#### TEXT

Guillame-Bert & Spektor - Safe, fast, and easy time series preprocessing with Temporian | SciPy 2024

Learn about Temporian, a Python library for time series preprocessing that prevents data leakage and offers high performance through C++. See examples and best practices.

Key takeaways
  • Temporian is a Python library for safe, simple and efficient preprocessing of temporal data, developed collaboratively by Google and Trial Labs

  • Key features include:

    • Prevention of future data leakage through explicit operators
    • High performance C++ core implementation
    • Support for different temporal data types (time series, sequences, multivariate data)
    • Native handling of hierarchical/indexed data
    • Integration with common ML/data science tools
  • Data is handled through “event sets” - the core data structure that unifies different temporal data types

    • Supports various timestamp formats and value types (int, float, boolean, string)

########

** WHAT YOU WILL DO **
[1] List the key features of Temporian that the talk summary names.
[2] Carry on the Temporian talk summary from its last line, in the same bulleted style.
The material after this point is separate from the Temporian summary.

#### GIVEN MATERIAL

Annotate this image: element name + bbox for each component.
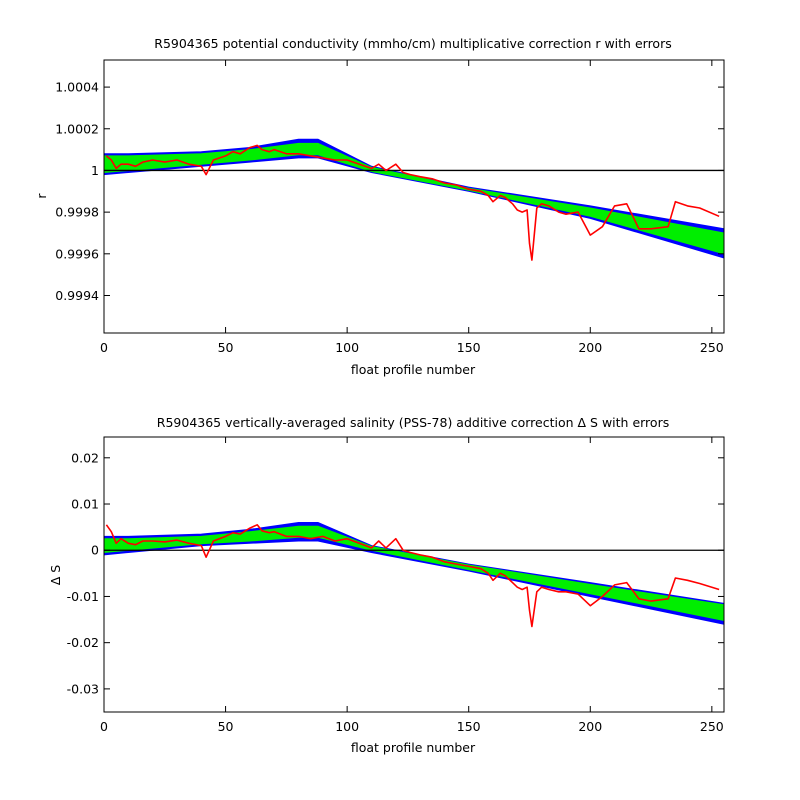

########

** RESPONSES TO THE EXERCISE **
[1]
- Prevention of future data leakage through explicit operators
- High performance C++ core implementation
- Support for different temporal data types (time series, sequences, multivariate data)
- Native handling of hierarchical/indexed data
- Integration with common ML/data science tools

[2]
    • Preserves hierarchical structure of data
    • Enables efficient operations through memory optimizations
  • Operations are chainable with a functional API:

    • No side effects or modifications to original data
    • Each operation returns new event sets
    • Includes moving windows, resampling, aggregations
    • Supports arbitrary Python functions through map operator
  • Current limitations and status:

    • Version 0.6 (pre-1.0)
    • Single-threaded execution (multithreading planned)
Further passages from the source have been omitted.